- To be done: Extract, from the records beneath this instruction, each line that contains the word "annotation".

Figure content listings:
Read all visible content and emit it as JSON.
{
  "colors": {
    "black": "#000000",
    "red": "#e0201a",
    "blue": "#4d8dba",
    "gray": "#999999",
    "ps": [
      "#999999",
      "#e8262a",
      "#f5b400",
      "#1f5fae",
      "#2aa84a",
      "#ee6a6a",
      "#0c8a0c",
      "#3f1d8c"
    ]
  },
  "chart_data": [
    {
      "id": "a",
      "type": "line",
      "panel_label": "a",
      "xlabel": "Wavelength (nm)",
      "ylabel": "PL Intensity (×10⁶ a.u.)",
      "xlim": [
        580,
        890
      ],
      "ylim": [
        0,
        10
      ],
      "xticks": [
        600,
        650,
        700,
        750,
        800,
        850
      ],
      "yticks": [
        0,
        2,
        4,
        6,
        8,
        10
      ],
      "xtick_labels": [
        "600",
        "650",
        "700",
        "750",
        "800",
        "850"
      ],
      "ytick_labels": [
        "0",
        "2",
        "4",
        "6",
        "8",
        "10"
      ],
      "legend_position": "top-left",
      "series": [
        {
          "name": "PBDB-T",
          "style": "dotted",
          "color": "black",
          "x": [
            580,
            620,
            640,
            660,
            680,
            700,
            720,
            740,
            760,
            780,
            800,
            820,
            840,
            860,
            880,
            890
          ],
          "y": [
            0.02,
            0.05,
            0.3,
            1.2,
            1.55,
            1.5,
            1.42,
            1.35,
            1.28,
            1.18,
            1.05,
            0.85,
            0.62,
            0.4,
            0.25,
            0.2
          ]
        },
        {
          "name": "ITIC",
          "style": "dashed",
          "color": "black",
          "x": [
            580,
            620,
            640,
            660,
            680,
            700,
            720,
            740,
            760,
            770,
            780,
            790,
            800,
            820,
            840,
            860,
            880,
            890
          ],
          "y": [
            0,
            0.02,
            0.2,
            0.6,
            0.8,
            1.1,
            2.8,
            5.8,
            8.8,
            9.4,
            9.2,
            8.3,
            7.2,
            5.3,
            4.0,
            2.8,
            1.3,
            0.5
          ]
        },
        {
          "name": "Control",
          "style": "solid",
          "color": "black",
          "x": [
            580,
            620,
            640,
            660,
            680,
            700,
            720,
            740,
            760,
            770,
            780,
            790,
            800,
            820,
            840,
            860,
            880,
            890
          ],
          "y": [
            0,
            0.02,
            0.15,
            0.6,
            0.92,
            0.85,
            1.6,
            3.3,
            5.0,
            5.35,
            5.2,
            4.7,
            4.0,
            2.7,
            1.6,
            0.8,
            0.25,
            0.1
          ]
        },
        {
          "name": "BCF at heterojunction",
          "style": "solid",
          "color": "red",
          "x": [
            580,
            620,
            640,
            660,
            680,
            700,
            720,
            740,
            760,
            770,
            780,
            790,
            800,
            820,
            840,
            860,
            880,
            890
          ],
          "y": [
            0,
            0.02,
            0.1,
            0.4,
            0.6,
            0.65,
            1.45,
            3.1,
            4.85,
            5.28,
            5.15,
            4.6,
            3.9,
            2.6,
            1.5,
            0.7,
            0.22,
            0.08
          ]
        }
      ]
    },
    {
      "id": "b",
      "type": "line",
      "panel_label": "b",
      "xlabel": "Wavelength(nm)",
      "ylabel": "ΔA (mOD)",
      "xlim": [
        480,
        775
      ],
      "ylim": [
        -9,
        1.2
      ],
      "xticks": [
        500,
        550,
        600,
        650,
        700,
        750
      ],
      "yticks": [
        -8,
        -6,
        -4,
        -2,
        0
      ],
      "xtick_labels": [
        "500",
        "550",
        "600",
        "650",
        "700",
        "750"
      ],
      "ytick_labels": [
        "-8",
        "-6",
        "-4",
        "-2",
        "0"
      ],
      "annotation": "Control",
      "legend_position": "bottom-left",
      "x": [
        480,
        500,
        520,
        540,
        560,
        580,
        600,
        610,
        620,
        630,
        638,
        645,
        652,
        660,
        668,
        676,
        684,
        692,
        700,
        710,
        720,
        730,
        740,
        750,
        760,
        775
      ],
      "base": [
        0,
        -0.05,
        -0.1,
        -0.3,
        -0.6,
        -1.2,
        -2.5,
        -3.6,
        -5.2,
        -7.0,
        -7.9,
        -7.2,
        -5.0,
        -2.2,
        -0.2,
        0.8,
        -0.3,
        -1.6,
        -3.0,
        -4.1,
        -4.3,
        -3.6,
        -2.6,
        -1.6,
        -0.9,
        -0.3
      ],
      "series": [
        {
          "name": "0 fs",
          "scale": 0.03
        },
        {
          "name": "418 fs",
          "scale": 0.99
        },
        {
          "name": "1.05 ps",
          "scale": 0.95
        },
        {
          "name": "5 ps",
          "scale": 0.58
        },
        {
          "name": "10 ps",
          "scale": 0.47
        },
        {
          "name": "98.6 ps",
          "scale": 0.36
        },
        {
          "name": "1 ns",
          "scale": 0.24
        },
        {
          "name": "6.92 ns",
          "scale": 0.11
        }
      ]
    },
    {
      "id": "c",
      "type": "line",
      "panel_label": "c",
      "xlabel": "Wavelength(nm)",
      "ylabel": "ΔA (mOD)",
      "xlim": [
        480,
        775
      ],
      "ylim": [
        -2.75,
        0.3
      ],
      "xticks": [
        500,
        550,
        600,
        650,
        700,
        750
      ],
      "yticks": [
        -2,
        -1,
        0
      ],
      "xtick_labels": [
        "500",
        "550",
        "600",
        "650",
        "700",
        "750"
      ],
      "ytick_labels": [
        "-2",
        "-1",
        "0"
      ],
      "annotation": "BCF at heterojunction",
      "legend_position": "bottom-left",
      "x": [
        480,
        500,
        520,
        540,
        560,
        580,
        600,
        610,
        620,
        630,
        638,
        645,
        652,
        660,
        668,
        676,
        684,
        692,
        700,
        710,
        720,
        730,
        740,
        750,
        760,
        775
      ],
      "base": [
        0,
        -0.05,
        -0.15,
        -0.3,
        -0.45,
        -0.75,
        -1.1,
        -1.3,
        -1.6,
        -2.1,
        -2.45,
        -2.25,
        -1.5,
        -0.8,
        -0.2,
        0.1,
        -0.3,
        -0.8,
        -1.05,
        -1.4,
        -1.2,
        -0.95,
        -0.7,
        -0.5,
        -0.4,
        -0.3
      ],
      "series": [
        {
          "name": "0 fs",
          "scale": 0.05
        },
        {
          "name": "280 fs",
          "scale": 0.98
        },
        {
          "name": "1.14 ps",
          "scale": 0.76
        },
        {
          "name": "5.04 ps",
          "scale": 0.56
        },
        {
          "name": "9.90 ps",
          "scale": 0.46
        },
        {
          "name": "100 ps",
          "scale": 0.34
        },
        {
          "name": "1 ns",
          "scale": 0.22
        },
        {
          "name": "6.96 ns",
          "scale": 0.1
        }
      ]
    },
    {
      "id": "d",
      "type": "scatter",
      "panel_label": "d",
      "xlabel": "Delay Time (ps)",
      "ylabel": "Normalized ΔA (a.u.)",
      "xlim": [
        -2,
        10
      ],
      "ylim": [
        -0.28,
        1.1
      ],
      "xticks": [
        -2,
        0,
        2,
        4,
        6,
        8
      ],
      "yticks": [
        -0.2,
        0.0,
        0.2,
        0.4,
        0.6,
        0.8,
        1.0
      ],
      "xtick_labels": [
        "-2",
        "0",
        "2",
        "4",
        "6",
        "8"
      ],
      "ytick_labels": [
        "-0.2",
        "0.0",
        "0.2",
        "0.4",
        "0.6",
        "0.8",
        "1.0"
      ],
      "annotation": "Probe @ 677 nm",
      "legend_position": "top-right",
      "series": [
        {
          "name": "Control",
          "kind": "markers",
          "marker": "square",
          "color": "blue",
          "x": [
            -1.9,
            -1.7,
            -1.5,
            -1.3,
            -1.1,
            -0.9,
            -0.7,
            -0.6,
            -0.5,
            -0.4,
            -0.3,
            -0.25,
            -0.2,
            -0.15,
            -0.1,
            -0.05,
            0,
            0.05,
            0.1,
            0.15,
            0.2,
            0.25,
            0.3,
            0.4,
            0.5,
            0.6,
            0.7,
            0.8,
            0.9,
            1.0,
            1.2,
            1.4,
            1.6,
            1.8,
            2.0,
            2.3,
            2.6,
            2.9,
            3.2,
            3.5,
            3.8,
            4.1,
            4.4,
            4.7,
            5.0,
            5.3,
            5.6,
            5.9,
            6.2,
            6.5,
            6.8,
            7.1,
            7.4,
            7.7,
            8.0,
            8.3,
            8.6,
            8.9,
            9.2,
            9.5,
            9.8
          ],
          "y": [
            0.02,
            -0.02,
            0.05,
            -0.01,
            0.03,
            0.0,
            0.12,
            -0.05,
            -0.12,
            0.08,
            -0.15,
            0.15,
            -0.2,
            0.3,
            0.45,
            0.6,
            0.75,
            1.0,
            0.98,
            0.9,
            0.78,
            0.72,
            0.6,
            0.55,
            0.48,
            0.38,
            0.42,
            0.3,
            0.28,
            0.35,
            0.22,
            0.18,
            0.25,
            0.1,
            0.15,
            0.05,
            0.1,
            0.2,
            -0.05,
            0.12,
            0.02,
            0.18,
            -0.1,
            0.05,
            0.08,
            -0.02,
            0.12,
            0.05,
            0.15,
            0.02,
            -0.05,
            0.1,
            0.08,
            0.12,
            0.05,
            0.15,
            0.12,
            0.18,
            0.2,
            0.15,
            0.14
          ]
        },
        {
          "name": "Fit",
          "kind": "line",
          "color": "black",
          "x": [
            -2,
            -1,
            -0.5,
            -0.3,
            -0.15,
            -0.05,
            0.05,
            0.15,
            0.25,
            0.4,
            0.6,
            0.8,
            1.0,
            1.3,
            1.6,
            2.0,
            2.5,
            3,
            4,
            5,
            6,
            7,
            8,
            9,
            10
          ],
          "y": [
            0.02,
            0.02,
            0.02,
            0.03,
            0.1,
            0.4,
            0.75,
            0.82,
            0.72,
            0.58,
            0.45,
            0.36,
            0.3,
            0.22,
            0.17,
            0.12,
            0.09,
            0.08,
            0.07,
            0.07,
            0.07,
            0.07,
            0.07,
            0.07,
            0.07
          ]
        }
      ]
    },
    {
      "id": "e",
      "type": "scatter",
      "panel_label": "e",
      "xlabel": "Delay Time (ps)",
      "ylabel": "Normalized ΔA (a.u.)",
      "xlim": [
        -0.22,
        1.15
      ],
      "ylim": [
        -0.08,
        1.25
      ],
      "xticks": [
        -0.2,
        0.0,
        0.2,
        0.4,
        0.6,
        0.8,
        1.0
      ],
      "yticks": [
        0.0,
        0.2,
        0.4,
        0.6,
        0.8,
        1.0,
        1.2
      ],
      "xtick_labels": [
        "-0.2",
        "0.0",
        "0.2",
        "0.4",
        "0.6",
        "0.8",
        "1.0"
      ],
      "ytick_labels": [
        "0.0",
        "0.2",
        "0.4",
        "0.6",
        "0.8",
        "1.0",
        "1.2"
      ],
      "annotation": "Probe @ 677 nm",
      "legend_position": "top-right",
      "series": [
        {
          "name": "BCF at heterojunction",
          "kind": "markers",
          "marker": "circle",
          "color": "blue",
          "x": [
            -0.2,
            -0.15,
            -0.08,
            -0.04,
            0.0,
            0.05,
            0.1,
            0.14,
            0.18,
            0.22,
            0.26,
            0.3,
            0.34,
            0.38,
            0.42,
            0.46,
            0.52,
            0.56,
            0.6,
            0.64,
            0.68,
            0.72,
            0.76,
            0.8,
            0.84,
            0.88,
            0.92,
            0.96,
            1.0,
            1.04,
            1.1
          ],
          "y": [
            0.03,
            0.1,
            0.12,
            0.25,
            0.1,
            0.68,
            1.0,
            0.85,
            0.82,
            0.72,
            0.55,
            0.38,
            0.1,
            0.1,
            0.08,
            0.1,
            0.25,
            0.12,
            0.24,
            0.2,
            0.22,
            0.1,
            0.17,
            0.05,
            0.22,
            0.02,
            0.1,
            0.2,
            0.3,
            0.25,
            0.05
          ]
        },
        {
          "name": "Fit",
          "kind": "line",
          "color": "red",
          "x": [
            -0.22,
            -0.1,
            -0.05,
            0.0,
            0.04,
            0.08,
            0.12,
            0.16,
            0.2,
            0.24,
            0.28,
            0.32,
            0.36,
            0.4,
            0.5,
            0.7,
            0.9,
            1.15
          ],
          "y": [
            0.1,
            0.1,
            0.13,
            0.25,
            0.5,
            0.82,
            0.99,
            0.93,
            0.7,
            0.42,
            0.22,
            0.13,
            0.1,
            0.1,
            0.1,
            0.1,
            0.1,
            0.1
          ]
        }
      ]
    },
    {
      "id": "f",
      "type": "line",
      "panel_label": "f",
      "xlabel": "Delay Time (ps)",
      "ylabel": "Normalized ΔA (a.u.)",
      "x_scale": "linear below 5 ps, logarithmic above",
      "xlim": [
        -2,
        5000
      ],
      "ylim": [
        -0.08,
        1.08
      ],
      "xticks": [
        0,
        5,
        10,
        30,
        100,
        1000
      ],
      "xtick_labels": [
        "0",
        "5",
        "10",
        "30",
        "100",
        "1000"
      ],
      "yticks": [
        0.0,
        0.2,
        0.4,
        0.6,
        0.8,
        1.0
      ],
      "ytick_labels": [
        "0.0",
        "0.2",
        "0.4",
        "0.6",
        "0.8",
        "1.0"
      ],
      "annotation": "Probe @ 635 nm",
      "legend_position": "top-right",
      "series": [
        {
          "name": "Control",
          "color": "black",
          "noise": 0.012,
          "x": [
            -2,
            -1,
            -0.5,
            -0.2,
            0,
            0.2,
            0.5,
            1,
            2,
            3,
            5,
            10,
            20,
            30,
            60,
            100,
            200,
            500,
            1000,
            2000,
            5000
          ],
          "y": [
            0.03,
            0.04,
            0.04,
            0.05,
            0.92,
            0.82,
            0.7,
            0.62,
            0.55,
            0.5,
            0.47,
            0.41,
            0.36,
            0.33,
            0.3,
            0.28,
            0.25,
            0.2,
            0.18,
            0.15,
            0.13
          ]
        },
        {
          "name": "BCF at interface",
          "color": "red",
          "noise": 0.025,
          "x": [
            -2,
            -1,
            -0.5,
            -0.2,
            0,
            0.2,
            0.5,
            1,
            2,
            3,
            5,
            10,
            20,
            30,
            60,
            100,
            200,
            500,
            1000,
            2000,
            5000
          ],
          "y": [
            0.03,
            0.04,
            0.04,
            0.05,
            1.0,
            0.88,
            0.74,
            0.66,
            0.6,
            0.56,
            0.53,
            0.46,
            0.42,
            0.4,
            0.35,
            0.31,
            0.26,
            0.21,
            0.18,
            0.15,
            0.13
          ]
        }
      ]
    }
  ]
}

- Result:
      "annotation": "Control",
      "annotation": "BCF at heterojunction",
      "annotation": "Probe @ 677 nm",
      "annotation": "Probe @ 677 nm",
      "annotation": "Probe @ 635 nm",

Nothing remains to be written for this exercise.